Find and return each line containing "переднюю".

[Dataset excerpt]
____________________
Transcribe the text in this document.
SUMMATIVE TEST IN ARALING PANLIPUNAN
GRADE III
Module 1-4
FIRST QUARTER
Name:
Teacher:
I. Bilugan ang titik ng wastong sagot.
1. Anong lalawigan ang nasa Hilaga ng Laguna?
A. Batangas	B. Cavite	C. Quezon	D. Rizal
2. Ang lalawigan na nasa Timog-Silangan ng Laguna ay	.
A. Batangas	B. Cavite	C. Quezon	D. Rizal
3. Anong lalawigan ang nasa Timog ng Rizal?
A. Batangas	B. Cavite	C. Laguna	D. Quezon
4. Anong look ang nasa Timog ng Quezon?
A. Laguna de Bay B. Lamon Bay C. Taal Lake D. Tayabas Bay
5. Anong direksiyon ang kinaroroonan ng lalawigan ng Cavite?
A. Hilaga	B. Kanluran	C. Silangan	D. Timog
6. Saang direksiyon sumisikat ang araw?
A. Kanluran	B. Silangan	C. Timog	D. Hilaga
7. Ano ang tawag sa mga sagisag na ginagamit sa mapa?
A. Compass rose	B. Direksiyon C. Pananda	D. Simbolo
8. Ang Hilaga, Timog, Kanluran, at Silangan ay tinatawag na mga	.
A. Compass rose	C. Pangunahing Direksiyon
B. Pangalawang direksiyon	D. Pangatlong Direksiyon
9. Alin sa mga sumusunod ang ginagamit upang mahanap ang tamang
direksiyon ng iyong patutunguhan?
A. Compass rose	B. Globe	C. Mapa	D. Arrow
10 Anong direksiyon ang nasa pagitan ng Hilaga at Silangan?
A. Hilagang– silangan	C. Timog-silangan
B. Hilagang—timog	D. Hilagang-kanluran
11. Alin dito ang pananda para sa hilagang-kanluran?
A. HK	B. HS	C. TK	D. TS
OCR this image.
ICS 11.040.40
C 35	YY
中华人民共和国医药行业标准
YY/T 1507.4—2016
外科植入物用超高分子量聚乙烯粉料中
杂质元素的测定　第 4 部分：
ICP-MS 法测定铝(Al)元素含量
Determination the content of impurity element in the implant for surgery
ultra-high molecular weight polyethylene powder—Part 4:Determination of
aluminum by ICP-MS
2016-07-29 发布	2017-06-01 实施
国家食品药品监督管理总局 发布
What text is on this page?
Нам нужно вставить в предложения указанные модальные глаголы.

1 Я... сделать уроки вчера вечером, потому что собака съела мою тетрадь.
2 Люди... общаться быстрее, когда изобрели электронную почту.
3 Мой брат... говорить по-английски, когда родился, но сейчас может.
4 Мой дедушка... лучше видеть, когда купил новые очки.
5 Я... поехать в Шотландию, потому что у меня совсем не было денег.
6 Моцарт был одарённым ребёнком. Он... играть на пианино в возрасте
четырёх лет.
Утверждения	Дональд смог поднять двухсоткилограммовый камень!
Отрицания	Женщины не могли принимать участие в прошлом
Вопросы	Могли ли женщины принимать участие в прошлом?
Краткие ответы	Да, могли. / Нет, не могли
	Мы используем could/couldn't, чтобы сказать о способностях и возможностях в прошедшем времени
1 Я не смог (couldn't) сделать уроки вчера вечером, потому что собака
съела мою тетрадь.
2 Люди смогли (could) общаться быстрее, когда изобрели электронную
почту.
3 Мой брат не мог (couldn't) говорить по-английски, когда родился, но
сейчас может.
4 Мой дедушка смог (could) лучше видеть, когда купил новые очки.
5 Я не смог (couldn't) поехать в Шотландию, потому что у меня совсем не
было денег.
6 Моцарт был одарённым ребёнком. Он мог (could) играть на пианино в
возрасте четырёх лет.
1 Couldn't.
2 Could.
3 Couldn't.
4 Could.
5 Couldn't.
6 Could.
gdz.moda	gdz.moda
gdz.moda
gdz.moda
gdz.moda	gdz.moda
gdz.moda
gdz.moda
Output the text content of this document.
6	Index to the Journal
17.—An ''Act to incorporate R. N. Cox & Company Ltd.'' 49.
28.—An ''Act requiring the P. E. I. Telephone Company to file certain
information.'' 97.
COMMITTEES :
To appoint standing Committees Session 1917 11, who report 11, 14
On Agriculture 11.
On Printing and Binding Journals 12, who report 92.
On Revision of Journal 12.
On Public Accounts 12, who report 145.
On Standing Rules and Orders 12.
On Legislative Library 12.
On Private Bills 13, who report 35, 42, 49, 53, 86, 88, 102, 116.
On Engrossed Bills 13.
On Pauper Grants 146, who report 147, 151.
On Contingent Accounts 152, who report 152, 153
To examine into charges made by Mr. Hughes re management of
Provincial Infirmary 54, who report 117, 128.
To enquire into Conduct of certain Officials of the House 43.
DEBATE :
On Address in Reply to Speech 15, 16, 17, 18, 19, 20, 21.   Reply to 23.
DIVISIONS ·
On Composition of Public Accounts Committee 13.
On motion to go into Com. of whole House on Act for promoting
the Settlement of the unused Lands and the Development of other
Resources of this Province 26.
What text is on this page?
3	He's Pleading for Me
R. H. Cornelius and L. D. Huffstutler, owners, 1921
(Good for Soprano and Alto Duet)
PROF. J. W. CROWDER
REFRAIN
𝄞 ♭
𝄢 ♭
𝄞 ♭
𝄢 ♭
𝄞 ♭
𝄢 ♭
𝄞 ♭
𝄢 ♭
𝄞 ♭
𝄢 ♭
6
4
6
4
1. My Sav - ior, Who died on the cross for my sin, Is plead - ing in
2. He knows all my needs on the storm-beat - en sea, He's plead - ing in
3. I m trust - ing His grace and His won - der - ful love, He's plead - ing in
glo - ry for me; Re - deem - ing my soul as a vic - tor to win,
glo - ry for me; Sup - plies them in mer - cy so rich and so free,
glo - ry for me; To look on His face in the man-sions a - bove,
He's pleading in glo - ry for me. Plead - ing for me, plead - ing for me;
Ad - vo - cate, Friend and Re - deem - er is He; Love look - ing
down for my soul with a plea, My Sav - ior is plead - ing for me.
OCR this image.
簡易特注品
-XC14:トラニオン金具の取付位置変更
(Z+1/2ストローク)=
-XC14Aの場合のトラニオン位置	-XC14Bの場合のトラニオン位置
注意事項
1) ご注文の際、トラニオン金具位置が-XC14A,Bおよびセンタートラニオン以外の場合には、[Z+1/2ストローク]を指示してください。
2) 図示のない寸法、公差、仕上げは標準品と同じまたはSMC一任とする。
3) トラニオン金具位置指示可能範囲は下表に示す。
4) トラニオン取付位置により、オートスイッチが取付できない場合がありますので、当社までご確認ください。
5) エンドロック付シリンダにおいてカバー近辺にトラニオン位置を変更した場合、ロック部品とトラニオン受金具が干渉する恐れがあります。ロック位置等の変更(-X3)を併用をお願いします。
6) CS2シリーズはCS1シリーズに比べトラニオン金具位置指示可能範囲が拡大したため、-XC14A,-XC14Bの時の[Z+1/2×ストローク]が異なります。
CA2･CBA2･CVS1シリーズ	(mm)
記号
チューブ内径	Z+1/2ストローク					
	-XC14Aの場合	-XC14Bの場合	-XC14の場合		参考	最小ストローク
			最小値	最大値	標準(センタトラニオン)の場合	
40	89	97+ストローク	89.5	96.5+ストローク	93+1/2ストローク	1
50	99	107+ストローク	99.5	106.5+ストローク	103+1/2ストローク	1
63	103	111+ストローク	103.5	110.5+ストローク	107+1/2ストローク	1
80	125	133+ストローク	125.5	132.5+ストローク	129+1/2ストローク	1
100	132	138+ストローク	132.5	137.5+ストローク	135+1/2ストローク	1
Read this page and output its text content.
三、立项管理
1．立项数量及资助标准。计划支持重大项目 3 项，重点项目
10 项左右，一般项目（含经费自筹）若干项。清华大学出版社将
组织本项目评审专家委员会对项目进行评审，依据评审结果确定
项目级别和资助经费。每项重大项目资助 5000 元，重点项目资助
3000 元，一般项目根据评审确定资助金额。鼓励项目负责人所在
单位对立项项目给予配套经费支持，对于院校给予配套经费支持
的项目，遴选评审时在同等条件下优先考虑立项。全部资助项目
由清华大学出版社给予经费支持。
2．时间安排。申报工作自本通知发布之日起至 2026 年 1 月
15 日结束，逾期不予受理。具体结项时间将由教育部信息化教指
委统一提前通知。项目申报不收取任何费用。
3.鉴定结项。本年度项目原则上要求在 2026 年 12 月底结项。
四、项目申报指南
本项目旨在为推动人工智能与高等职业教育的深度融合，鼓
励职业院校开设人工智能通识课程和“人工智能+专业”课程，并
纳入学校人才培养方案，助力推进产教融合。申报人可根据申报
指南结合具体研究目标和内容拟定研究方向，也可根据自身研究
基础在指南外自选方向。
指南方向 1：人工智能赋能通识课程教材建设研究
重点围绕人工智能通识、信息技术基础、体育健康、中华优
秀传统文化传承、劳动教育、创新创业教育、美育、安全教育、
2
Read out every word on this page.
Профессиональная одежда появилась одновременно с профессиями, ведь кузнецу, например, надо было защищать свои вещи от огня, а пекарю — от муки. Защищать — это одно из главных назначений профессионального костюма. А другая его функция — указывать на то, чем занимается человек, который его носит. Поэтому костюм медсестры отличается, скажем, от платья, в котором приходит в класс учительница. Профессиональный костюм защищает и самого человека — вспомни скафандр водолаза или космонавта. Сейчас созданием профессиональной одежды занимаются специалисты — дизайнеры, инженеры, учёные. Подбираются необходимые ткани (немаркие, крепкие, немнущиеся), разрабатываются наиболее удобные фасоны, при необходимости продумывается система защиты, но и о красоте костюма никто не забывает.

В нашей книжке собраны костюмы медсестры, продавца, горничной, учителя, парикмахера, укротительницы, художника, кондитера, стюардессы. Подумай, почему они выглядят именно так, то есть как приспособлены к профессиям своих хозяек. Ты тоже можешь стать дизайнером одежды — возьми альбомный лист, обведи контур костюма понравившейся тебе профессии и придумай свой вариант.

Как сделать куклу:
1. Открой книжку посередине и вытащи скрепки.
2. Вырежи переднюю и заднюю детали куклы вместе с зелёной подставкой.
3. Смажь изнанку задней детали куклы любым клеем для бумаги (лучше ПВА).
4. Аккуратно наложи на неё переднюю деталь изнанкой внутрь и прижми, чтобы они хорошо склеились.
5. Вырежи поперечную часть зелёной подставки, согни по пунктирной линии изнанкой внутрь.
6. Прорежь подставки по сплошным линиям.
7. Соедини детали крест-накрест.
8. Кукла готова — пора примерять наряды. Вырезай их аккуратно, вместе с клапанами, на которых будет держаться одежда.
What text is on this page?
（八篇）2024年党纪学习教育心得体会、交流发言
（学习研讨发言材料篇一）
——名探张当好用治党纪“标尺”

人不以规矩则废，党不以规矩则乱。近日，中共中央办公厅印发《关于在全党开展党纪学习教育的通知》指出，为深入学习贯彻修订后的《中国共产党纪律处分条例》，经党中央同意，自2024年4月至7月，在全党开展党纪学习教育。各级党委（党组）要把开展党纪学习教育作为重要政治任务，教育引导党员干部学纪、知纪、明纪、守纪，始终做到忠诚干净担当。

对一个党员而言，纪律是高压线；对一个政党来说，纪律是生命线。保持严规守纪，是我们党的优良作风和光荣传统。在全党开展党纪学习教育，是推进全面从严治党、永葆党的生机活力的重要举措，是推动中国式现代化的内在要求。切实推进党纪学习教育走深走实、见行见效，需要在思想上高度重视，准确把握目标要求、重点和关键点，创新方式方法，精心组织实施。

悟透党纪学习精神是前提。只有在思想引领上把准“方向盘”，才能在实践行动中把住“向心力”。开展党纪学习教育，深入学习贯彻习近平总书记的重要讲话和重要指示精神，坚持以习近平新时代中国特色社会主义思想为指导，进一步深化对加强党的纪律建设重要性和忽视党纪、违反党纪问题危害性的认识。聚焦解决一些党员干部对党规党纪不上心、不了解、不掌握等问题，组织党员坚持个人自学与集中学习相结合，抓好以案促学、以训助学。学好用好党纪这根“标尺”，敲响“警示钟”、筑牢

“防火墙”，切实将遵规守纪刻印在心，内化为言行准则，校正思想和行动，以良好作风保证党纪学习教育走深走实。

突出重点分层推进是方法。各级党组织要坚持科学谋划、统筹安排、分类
____________________
> **Problem solution**
2. Вырежи переднюю и заднюю детали куклы вместе с зелёной подставкой.
4. Аккуратно наложи на неё переднюю деталь изнанкой внутрь и прижми, чтобы они хорошо склеились.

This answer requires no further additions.